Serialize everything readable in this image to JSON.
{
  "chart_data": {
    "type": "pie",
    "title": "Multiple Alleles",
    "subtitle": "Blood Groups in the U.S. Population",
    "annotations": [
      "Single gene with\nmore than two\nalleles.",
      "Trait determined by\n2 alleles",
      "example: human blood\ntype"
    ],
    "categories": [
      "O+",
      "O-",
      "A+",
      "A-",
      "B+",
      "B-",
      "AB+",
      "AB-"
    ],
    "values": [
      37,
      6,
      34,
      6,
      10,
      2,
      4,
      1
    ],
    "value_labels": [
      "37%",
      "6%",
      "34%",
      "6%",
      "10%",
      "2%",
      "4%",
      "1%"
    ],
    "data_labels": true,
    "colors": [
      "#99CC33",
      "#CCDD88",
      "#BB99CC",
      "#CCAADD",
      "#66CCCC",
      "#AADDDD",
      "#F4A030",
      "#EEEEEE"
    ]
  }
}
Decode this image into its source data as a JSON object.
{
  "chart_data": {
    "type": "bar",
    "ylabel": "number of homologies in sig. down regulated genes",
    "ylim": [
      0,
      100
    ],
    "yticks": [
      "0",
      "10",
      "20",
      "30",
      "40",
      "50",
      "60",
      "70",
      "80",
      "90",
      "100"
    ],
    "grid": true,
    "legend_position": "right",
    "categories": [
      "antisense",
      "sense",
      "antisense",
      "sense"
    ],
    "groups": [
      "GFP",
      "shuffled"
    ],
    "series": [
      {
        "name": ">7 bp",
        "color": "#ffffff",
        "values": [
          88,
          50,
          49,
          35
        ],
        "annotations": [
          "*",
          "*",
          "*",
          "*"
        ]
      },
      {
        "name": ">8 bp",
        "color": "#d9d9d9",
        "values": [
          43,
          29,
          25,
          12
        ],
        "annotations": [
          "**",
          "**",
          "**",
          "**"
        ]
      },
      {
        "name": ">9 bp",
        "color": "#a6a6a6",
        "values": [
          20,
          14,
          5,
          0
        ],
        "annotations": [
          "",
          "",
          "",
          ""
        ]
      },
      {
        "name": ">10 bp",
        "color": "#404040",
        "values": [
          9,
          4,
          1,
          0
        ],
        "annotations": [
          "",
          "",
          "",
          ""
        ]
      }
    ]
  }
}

§ §

■ Assignment ■
Each line of the material above must be retyped precisely.

■ The completed task ■
Serialize everything readable in this image to JSON.
{
  "chart_data": {
    "type": "pie",
    "title": "Multiple Alleles",
    "subtitle": "Blood Groups in the U.S. Population",
    "annotations": [
      "Single gene with\nmore than two\nalleles.",
      "Trait determined by\n2 alleles",
      "example: human blood\ntype"
    ],
    "categories": [
      "O+",
      "O-",
      "A+",
      "A-",
      "B+",
      "B-",
      "AB+",
      "AB-"
    ],
    "values": [
      37,
      6,
      34,
      6,
      10,
      2,
      4,
      1
    ],
    "value_labels": [
      "37%",
      "6%",
      "34%",
      "6%",
      "10%",
      "2%",
      "4%",
      "1%"
    ],
    "data_labels": true,
    "colors": [
      "#99CC33",
      "#CCDD88",
      "#BB99CC",
      "#CCAADD",
      "#66CCCC",
      "#AADDDD",
      "#F4A030",
      "#EEEEEE"
    ]
  }
}
Decode this image into its source data as a JSON object.
{
  "chart_data": {
    "type": "bar",
    "ylabel": "number of homologies in sig. down regulated genes",
    "ylim": [
      0,
      100
    ],
    "yticks": [
      "0",
      "10",
      "20",
      "30",
      "40",
      "50",
      "60",
      "70",
      "80",
      "90",
      "100"
    ],
    "grid": true,
    "legend_position": "right",
    "categories": [
      "antisense",
      "sense",
      "antisense",
      "sense"
    ],
    "groups": [
      "GFP",
      "shuffled"
    ],
    "series": [
      {
        "name": ">7 bp",
        "color": "#ffffff",
        "values": [
          88,
          50,
          49,
          35
        ],
        "annotations": [
          "*",
          "*",
          "*",
          "*"
        ]
      },
      {
        "name": ">8 bp",
        "color": "#d9d9d9",
        "values": [
          43,
          29,
          25,
          12
        ],
        "annotations": [
          "**",
          "**",
          "**",
          "**"
        ]
      },
      {
        "name": ">9 bp",
        "color": "#a6a6a6",
        "values": [
          20,
          14,
          5,
          0
        ],
        "annotations": [
          "",
          "",
          "",
          ""
        ]
      },
      {
        "name": ">10 bp",
        "color": "#404040",
        "values": [
          9,
          4,
          1,
          0
        ],
        "annotations": [
          "",
          "",
          "",
          ""
        ]
      }
    ]
  }
}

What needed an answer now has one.